Problem requirements: Write out the records beneath this line exactly as they appear, minus any images.

Exercise data:
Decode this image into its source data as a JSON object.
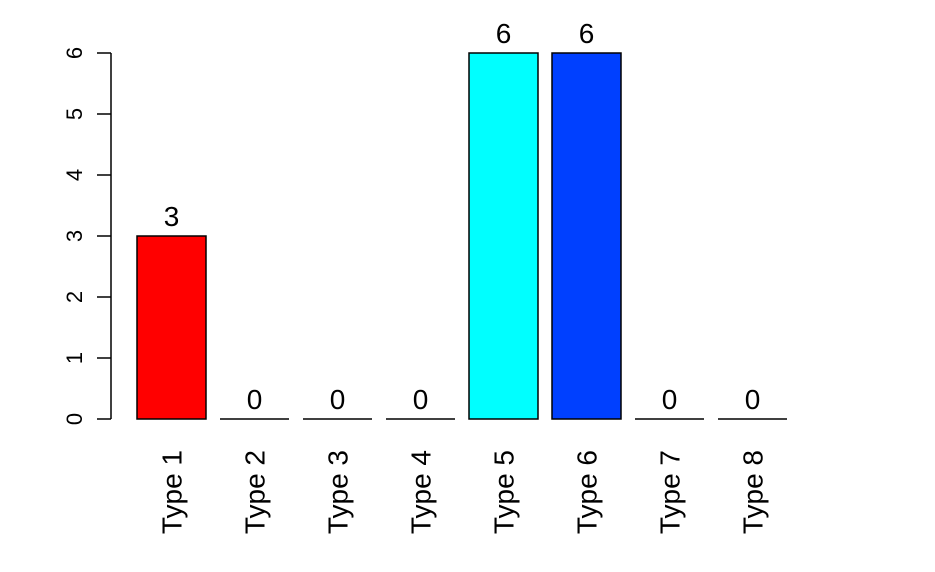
{
  "chart_data": {
    "type": "bar",
    "title": "",
    "xlabel": "",
    "ylabel": "",
    "categories": [
      "Type 1",
      "Type 2",
      "Type 3",
      "Type 4",
      "Type 5",
      "Type 6",
      "Type 7",
      "Type 8"
    ],
    "values": [
      3,
      0,
      0,
      0,
      6,
      6,
      0,
      0
    ],
    "data_labels": [
      "3",
      "0",
      "0",
      "0",
      "6",
      "6",
      "0",
      "0"
    ],
    "colors": [
      "#FF0000",
      "#FFFFFF",
      "#FFFFFF",
      "#FFFFFF",
      "#00FFFF",
      "#0040FF",
      "#FFFFFF",
      "#FFFFFF"
    ],
    "ylim": [
      0,
      6
    ],
    "yticks": [
      0,
      1,
      2,
      3,
      4,
      5,
      6
    ],
    "ytick_labels": [
      "0",
      "1",
      "2",
      "3",
      "4",
      "5",
      "6"
    ],
    "grid": false,
    "legend": "none",
    "x_label_orientation": "vertical",
    "y_label_orientation": "vertical"
  }
}
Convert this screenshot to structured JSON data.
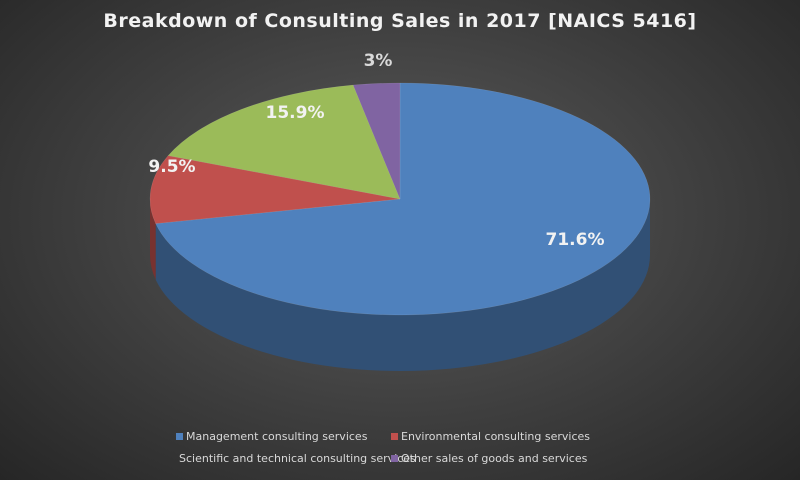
{
  "chart_data": {
    "type": "pie",
    "title": "Breakdown of Consulting Sales in 2017 [NAICS 5416]",
    "style": "3d",
    "legend_position": "bottom",
    "categories": [
      "Management consulting services",
      "Environmental consulting services",
      "Scientific and technical consulting services",
      "Other sales of goods and services"
    ],
    "values": [
      71.6,
      9.5,
      15.9,
      3
    ],
    "labels": [
      "71.6%",
      "9.5%",
      "15.9%",
      "3%"
    ],
    "colors": [
      "#4f81bd",
      "#c0504d",
      "#9bbb59",
      "#8064a2"
    ]
  }
}
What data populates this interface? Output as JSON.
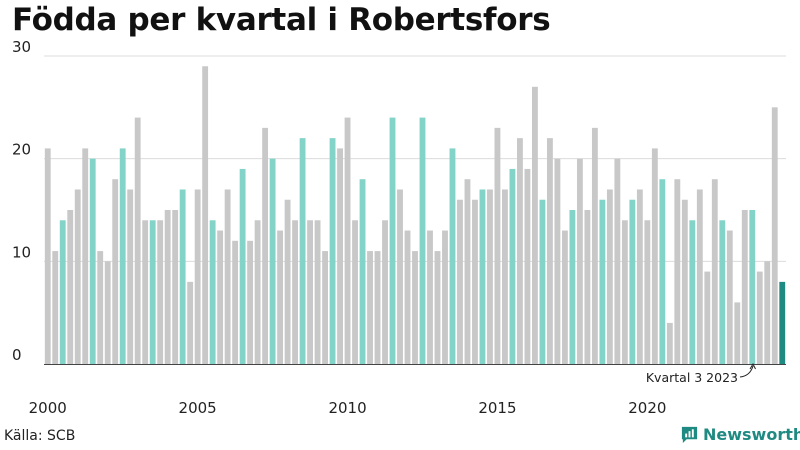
{
  "header": {
    "title": "Födda per kvartal i Robertsfors"
  },
  "footer": {
    "source": "Källa: SCB",
    "brand": "Newsworthy"
  },
  "colors": {
    "gray": "#c8c8c8",
    "q3": "#84d3c9",
    "highlight": "#1f8a82",
    "grid": "#dcdcdc",
    "axis": "#444444",
    "text": "#222222"
  },
  "chart_data": {
    "type": "bar",
    "title": "Födda per kvartal i Robertsfors",
    "xlabel": "",
    "ylabel": "",
    "ylim": [
      0,
      30
    ],
    "yticks": [
      0,
      10,
      20,
      30
    ],
    "xtick_years": [
      2000,
      2005,
      2010,
      2015,
      2020
    ],
    "start_year": 2000,
    "start_quarter": 1,
    "highlight_note": "Kvartal 3 2023",
    "values": [
      21,
      11,
      14,
      15,
      17,
      21,
      20,
      11,
      10,
      18,
      21,
      17,
      24,
      14,
      14,
      14,
      15,
      15,
      17,
      8,
      17,
      29,
      14,
      13,
      17,
      12,
      19,
      12,
      14,
      23,
      20,
      13,
      16,
      14,
      22,
      14,
      14,
      11,
      22,
      21,
      24,
      14,
      18,
      11,
      11,
      14,
      24,
      17,
      13,
      11,
      24,
      13,
      11,
      13,
      21,
      16,
      18,
      16,
      17,
      17,
      23,
      17,
      19,
      22,
      19,
      27,
      16,
      22,
      20,
      13,
      15,
      20,
      15,
      23,
      16,
      17,
      20,
      14,
      16,
      17,
      14,
      21,
      18,
      4,
      18,
      16,
      14,
      17,
      9,
      18,
      14,
      13,
      6,
      15,
      15,
      9,
      10,
      25,
      8
    ]
  }
}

Completed task:
Decode this image into its source data as a JSON object.
{
  "chart_data": {
    "type": "bar",
    "title": "",
    "xlabel": "",
    "ylabel": "",
    "categories": [
      "Type 1",
      "Type 2",
      "Type 3",
      "Type 4",
      "Type 5",
      "Type 6",
      "Type 7",
      "Type 8"
    ],
    "values": [
      3,
      0,
      0,
      0,
      6,
      6,
      0,
      0
    ],
    "data_labels": [
      "3",
      "0",
      "0",
      "0",
      "6",
      "6",
      "0",
      "0"
    ],
    "colors": [
      "#FF0000",
      "#FFFFFF",
      "#FFFFFF",
      "#FFFFFF",
      "#00FFFF",
      "#0040FF",
      "#FFFFFF",
      "#FFFFFF"
    ],
    "ylim": [
      0,
      6
    ],
    "yticks": [
      0,
      1,
      2,
      3,
      4,
      5,
      6
    ],
    "ytick_labels": [
      "0",
      "1",
      "2",
      "3",
      "4",
      "5",
      "6"
    ],
    "grid": false,
    "legend": "none",
    "x_label_orientation": "vertical",
    "y_label_orientation": "vertical"
  }
}
Convert this screenshot to structured JSON data.
{
  "chart_data": {
    "type": "pie",
    "title": "Breakdown of Consulting Sales in 2017 [NAICS 5416]",
    "style": "3d",
    "legend_position": "bottom",
    "categories": [
      "Management consulting services",
      "Environmental consulting services",
      "Scientific and technical consulting services",
      "Other sales of goods and services"
    ],
    "values": [
      71.6,
      9.5,
      15.9,
      3
    ],
    "labels": [
      "71.6%",
      "9.5%",
      "15.9%",
      "3%"
    ],
    "colors": [
      "#4f81bd",
      "#c0504d",
      "#9bbb59",
      "#8064a2"
    ]
  }
}
What data populates this interface? Output as JSON.
{
  "header": {
    "title": "Födda per kvartal i Robertsfors"
  },
  "footer": {
    "source": "Källa: SCB",
    "brand": "Newsworthy"
  },
  "colors": {
    "gray": "#c8c8c8",
    "q3": "#84d3c9",
    "highlight": "#1f8a82",
    "grid": "#dcdcdc",
    "axis": "#444444",
    "text": "#222222"
  },
  "chart_data": {
    "type": "bar",
    "title": "Födda per kvartal i Robertsfors",
    "xlabel": "",
    "ylabel": "",
    "ylim": [
      0,
      30
    ],
    "yticks": [
      0,
      10,
      20,
      30
    ],
    "xtick_years": [
      2000,
      2005,
      2010,
      2015,
      2020
    ],
    "start_year": 2000,
    "start_quarter": 1,
    "highlight_note": "Kvartal 3 2023",
    "values": [
      21,
      11,
      14,
      15,
      17,
      21,
      20,
      11,
      10,
      18,
      21,
      17,
      24,
      14,
      14,
      14,
      15,
      15,
      17,
      8,
      17,
      29,
      14,
      13,
      17,
      12,
      19,
      12,
      14,
      23,
      20,
      13,
      16,
      14,
      22,
      14,
      14,
      11,
      22,
      21,
      24,
      14,
      18,
      11,
      11,
      14,
      24,
      17,
      13,
      11,
      24,
      13,
      11,
      13,
      21,
      16,
      18,
      16,
      17,
      17,
      23,
      17,
      19,
      22,
      19,
      27,
      16,
      22,
      20,
      13,
      15,
      20,
      15,
      23,
      16,
      17,
      20,
      14,
      16,
      17,
      14,
      21,
      18,
      4,
      18,
      16,
      14,
      17,
      9,
      18,
      14,
      13,
      6,
      15,
      15,
      9,
      10,
      25,
      8
    ]
  }
}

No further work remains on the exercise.